§ **What needs to be done**
Note each line that includes the word "Revoked". Copy those lines.

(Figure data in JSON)
━━━━━━━━━━
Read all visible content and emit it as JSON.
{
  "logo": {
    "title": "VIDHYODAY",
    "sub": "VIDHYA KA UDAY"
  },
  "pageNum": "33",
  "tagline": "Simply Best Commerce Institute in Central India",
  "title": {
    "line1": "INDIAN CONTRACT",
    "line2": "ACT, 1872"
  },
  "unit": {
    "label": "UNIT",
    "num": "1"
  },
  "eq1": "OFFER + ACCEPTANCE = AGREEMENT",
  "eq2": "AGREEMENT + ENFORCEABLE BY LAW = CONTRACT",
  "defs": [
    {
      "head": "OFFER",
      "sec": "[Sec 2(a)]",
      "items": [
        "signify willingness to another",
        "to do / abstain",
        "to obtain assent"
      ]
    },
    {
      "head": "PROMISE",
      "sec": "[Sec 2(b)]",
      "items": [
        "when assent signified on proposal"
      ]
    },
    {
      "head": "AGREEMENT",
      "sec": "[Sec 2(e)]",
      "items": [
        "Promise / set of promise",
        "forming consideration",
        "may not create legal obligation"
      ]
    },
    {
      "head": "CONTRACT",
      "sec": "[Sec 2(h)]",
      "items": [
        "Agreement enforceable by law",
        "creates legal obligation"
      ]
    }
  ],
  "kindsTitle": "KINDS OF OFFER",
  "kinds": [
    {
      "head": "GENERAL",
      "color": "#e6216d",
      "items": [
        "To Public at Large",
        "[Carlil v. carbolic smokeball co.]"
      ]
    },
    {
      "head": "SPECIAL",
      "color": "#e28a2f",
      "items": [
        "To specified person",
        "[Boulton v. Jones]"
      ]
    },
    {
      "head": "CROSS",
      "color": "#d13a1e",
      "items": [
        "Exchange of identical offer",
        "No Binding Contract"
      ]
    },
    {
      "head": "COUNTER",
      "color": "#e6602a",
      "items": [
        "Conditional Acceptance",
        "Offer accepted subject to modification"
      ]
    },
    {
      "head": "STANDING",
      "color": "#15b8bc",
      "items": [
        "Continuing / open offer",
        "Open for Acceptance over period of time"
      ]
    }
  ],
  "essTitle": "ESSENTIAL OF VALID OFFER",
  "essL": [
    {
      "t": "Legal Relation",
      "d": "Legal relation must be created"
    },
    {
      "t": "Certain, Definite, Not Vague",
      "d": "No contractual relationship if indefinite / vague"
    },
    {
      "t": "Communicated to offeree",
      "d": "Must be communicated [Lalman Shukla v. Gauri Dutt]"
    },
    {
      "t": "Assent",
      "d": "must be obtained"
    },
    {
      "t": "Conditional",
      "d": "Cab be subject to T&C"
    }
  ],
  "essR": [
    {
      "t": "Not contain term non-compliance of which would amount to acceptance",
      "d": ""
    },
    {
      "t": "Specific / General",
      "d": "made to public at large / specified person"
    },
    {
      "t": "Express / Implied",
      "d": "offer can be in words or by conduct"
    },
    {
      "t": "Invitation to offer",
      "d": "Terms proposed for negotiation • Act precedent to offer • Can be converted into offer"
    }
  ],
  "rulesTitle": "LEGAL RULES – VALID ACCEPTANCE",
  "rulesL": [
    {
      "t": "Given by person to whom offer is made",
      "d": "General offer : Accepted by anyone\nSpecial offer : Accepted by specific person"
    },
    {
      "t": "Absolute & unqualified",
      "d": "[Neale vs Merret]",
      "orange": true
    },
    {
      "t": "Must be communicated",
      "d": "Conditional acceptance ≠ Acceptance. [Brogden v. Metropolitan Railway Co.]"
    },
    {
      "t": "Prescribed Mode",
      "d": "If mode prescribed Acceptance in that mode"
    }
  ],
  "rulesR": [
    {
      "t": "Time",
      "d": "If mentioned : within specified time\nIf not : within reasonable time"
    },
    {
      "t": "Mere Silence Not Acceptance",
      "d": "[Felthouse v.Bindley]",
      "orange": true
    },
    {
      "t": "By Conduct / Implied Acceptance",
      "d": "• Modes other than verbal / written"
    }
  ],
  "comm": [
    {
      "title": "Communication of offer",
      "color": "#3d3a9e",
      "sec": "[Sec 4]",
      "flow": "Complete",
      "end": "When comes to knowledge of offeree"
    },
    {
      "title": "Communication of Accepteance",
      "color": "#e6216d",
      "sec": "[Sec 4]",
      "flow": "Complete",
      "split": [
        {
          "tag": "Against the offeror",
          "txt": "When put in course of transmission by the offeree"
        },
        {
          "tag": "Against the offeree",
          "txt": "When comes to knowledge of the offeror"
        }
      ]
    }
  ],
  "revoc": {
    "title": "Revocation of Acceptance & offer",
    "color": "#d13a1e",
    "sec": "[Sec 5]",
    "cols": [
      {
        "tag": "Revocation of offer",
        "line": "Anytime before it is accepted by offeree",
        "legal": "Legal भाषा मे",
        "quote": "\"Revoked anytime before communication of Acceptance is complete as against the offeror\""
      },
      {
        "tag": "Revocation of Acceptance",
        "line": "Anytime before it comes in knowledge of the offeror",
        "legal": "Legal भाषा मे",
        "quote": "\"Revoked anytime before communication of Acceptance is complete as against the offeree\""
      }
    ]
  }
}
━━━━━━━━━━
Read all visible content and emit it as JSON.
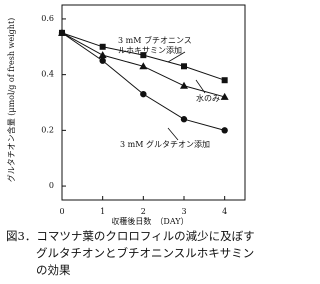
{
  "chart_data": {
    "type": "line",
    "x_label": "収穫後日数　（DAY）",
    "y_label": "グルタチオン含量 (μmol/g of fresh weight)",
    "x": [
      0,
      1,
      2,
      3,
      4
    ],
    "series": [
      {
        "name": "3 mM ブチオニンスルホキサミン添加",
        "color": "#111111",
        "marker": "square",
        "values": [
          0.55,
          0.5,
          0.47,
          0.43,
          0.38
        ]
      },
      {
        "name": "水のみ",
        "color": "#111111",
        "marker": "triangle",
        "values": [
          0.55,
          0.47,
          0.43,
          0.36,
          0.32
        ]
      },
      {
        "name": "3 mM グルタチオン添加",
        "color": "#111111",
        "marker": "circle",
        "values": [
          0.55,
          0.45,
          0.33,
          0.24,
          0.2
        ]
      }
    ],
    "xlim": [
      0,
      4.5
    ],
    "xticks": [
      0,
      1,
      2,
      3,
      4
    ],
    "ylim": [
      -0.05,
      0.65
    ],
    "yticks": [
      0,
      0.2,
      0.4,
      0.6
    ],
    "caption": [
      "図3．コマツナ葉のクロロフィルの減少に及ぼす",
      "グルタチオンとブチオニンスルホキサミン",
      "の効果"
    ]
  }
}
━━━━━━━━━━
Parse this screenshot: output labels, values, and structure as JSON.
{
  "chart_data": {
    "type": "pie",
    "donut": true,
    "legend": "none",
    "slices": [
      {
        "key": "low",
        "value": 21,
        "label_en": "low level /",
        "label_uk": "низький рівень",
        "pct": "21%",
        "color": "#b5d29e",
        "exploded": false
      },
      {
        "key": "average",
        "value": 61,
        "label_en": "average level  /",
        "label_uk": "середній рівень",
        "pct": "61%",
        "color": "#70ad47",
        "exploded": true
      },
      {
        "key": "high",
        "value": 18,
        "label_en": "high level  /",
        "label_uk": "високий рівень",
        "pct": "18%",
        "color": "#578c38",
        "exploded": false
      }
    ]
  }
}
━━━━━━━━━━
§ **Result for this task**
        "quote": "\"Revoked anytime before communication of Acceptance is complete as against the offeror\""
        "quote": "\"Revoked anytime before communication of Acceptance is complete as against the offeree\""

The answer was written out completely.